### WHAT TO WORK ON
All of the material below is to be repeated exactly.

### INPUT ROWS
:::::

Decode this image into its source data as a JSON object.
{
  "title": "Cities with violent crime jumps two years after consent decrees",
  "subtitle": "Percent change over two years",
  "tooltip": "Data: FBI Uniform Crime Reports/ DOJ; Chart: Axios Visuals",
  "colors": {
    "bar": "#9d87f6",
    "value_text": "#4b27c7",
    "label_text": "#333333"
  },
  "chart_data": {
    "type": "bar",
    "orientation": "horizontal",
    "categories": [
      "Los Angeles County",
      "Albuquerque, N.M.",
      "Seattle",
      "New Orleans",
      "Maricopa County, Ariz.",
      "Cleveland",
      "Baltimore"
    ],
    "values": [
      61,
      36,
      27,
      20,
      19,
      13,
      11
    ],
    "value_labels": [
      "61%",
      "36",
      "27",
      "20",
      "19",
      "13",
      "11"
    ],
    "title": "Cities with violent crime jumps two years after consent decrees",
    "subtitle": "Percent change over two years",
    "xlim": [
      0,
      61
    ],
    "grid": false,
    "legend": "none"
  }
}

:::::

### CORRECT ANSWER
Decode this image into its source data as a JSON object.
{
  "title": "Cities with violent crime jumps two years after consent decrees",
  "subtitle": "Percent change over two years",
  "tooltip": "Data: FBI Uniform Crime Reports/ DOJ; Chart: Axios Visuals",
  "colors": {
    "bar": "#9d87f6",
    "value_text": "#4b27c7",
    "label_text": "#333333"
  },
  "chart_data": {
    "type": "bar",
    "orientation": "horizontal",
    "categories": [
      "Los Angeles County",
      "Albuquerque, N.M.",
      "Seattle",
      "New Orleans",
      "Maricopa County, Ariz.",
      "Cleveland",
      "Baltimore"
    ],
    "values": [
      61,
      36,
      27,
      20,
      19,
      13,
      11
    ],
    "value_labels": [
      "61%",
      "36",
      "27",
      "20",
      "19",
      "13",
      "11"
    ],
    "title": "Cities with violent crime jumps two years after consent decrees",
    "subtitle": "Percent change over two years",
    "xlim": [
      0,
      61
    ],
    "grid": false,
    "legend": "none"
  }
}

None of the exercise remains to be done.